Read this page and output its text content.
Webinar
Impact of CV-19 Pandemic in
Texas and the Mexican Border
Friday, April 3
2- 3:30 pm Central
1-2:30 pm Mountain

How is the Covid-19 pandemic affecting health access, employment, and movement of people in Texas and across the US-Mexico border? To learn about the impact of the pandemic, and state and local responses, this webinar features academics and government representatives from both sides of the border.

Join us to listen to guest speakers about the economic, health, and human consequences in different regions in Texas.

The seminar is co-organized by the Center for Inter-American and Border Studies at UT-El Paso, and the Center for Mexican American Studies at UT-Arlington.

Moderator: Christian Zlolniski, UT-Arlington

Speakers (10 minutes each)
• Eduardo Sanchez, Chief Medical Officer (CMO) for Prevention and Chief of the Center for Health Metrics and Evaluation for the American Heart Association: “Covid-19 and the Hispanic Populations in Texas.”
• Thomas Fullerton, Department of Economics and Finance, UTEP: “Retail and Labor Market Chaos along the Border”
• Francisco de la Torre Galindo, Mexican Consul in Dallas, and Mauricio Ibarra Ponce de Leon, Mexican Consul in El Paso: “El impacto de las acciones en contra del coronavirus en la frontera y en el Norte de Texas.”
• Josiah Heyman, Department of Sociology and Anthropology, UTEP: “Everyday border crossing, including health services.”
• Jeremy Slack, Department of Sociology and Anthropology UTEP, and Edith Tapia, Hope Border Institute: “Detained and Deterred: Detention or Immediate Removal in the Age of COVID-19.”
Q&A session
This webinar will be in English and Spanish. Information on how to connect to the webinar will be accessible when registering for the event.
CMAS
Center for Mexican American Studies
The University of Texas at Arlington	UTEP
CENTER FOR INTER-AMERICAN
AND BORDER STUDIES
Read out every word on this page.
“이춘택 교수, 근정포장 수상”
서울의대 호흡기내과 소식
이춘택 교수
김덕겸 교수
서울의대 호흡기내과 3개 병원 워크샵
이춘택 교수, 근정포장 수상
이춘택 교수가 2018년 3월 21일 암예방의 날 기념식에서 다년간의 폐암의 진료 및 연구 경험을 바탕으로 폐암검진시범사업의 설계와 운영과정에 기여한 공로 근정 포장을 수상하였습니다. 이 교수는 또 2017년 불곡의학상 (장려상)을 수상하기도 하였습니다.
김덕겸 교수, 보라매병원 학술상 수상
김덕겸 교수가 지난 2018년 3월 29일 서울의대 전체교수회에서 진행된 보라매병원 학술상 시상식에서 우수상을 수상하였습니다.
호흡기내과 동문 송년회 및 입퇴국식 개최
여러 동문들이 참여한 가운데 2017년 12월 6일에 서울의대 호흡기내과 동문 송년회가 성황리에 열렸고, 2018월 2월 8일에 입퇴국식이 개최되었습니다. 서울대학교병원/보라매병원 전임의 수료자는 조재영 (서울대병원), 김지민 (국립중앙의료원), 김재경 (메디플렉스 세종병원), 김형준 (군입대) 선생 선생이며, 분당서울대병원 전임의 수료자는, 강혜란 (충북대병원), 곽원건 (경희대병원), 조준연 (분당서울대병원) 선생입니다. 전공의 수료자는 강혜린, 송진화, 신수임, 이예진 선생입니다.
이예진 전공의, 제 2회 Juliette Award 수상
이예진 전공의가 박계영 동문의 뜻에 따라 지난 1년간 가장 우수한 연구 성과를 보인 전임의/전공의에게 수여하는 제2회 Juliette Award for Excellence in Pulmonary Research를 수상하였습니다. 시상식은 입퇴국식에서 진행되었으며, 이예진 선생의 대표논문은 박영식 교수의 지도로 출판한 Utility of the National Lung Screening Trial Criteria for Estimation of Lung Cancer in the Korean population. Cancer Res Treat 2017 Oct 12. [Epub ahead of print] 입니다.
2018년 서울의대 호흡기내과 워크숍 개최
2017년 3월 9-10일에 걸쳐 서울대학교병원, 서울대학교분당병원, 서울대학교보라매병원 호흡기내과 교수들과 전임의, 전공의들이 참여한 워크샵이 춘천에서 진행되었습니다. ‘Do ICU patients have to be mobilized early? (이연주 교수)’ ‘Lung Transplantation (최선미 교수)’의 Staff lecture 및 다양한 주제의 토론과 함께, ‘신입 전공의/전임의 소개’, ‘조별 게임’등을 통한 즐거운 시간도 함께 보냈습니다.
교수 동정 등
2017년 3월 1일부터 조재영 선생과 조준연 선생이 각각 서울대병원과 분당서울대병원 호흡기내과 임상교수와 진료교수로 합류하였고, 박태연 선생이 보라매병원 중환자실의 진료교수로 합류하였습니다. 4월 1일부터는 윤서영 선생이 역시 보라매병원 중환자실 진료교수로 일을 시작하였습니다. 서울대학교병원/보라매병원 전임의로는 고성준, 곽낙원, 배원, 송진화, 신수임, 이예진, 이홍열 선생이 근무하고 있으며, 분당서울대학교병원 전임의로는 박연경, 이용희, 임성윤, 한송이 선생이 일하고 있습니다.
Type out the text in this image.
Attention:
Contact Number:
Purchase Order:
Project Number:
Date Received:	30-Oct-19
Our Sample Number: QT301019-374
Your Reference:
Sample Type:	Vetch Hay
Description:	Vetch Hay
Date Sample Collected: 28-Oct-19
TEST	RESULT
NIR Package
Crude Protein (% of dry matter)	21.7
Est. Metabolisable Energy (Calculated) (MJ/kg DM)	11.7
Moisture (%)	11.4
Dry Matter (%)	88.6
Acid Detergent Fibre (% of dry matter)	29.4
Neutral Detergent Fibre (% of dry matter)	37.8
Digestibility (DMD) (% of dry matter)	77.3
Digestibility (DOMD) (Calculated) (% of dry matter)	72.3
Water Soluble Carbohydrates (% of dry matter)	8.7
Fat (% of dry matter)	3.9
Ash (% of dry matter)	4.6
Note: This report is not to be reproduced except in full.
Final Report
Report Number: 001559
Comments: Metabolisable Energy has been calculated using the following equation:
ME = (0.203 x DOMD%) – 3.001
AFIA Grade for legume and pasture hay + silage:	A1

What needs to be done: Every record should be printed again exactly as it reads.

Solution for this exercise:
Read this page and output its text content.
Webinar
Impact of CV-19 Pandemic in
Texas and the Mexican Border
Friday, April 3
2- 3:30 pm Central
1-2:30 pm Mountain

How is the Covid-19 pandemic affecting health access, employment, and movement of people in Texas and across the US-Mexico border? To learn about the impact of the pandemic, and state and local responses, this webinar features academics and government representatives from both sides of the border.

Join us to listen to guest speakers about the economic, health, and human consequences in different regions in Texas.

The seminar is co-organized by the Center for Inter-American and Border Studies at UT-El Paso, and the Center for Mexican American Studies at UT-Arlington.

Moderator: Christian Zlolniski, UT-Arlington

Speakers (10 minutes each)
• Eduardo Sanchez, Chief Medical Officer (CMO) for Prevention and Chief of the Center for Health Metrics and Evaluation for the American Heart Association: “Covid-19 and the Hispanic Populations in Texas.”
• Thomas Fullerton, Department of Economics and Finance, UTEP: “Retail and Labor Market Chaos along the Border”
• Francisco de la Torre Galindo, Mexican Consul in Dallas, and Mauricio Ibarra Ponce de Leon, Mexican Consul in El Paso: “El impacto de las acciones en contra del coronavirus en la frontera y en el Norte de Texas.”
• Josiah Heyman, Department of Sociology and Anthropology, UTEP: “Everyday border crossing, including health services.”
• Jeremy Slack, Department of Sociology and Anthropology UTEP, and Edith Tapia, Hope Border Institute: “Detained and Deterred: Detention or Immediate Removal in the Age of COVID-19.”
Q&A session
This webinar will be in English and Spanish. Information on how to connect to the webinar will be accessible when registering for the event.
CMAS
Center for Mexican American Studies
The University of Texas at Arlington	UTEP
CENTER FOR INTER-AMERICAN
AND BORDER STUDIES
Read out every word on this page.
“이춘택 교수, 근정포장 수상”
서울의대 호흡기내과 소식
이춘택 교수
김덕겸 교수
서울의대 호흡기내과 3개 병원 워크샵
이춘택 교수, 근정포장 수상
이춘택 교수가 2018년 3월 21일 암예방의 날 기념식에서 다년간의 폐암의 진료 및 연구 경험을 바탕으로 폐암검진시범사업의 설계와 운영과정에 기여한 공로 근정 포장을 수상하였습니다. 이 교수는 또 2017년 불곡의학상 (장려상)을 수상하기도 하였습니다.
김덕겸 교수, 보라매병원 학술상 수상
김덕겸 교수가 지난 2018년 3월 29일 서울의대 전체교수회에서 진행된 보라매병원 학술상 시상식에서 우수상을 수상하였습니다.
호흡기내과 동문 송년회 및 입퇴국식 개최
여러 동문들이 참여한 가운데 2017년 12월 6일에 서울의대 호흡기내과 동문 송년회가 성황리에 열렸고, 2018월 2월 8일에 입퇴국식이 개최되었습니다. 서울대학교병원/보라매병원 전임의 수료자는 조재영 (서울대병원), 김지민 (국립중앙의료원), 김재경 (메디플렉스 세종병원), 김형준 (군입대) 선생 선생이며, 분당서울대병원 전임의 수료자는, 강혜란 (충북대병원), 곽원건 (경희대병원), 조준연 (분당서울대병원) 선생입니다. 전공의 수료자는 강혜린, 송진화, 신수임, 이예진 선생입니다.
이예진 전공의, 제 2회 Juliette Award 수상
이예진 전공의가 박계영 동문의 뜻에 따라 지난 1년간 가장 우수한 연구 성과를 보인 전임의/전공의에게 수여하는 제2회 Juliette Award for Excellence in Pulmonary Research를 수상하였습니다. 시상식은 입퇴국식에서 진행되었으며, 이예진 선생의 대표논문은 박영식 교수의 지도로 출판한 Utility of the National Lung Screening Trial Criteria for Estimation of Lung Cancer in the Korean population. Cancer Res Treat 2017 Oct 12. [Epub ahead of print] 입니다.
2018년 서울의대 호흡기내과 워크숍 개최
2017년 3월 9-10일에 걸쳐 서울대학교병원, 서울대학교분당병원, 서울대학교보라매병원 호흡기내과 교수들과 전임의, 전공의들이 참여한 워크샵이 춘천에서 진행되었습니다. ‘Do ICU patients have to be mobilized early? (이연주 교수)’ ‘Lung Transplantation (최선미 교수)’의 Staff lecture 및 다양한 주제의 토론과 함께, ‘신입 전공의/전임의 소개’, ‘조별 게임’등을 통한 즐거운 시간도 함께 보냈습니다.
교수 동정 등
2017년 3월 1일부터 조재영 선생과 조준연 선생이 각각 서울대병원과 분당서울대병원 호흡기내과 임상교수와 진료교수로 합류하였고, 박태연 선생이 보라매병원 중환자실의 진료교수로 합류하였습니다. 4월 1일부터는 윤서영 선생이 역시 보라매병원 중환자실 진료교수로 일을 시작하였습니다. 서울대학교병원/보라매병원 전임의로는 고성준, 곽낙원, 배원, 송진화, 신수임, 이예진, 이홍열 선생이 근무하고 있으며, 분당서울대학교병원 전임의로는 박연경, 이용희, 임성윤, 한송이 선생이 일하고 있습니다.
Type out the text in this image.
Attention:
Contact Number:
Purchase Order:
Project Number:
Date Received:	30-Oct-19
Our Sample Number: QT301019-374
Your Reference:
Sample Type:	Vetch Hay
Description:	Vetch Hay
Date Sample Collected: 28-Oct-19
TEST	RESULT
NIR Package
Crude Protein (% of dry matter)	21.7
Est. Metabolisable Energy (Calculated) (MJ/kg DM)	11.7
Moisture (%)	11.4
Dry Matter (%)	88.6
Acid Detergent Fibre (% of dry matter)	29.4
Neutral Detergent Fibre (% of dry matter)	37.8
Digestibility (DMD) (% of dry matter)	77.3
Digestibility (DOMD) (Calculated) (% of dry matter)	72.3
Water Soluble Carbohydrates (% of dry matter)	8.7
Fat (% of dry matter)	3.9
Ash (% of dry matter)	4.6
Note: This report is not to be reproduced except in full.
Final Report
Report Number: 001559
Comments: Metabolisable Energy has been calculated using the following equation:
ME = (0.203 x DOMD%) – 3.001
AFIA Grade for legume and pasture hay + silage:	A1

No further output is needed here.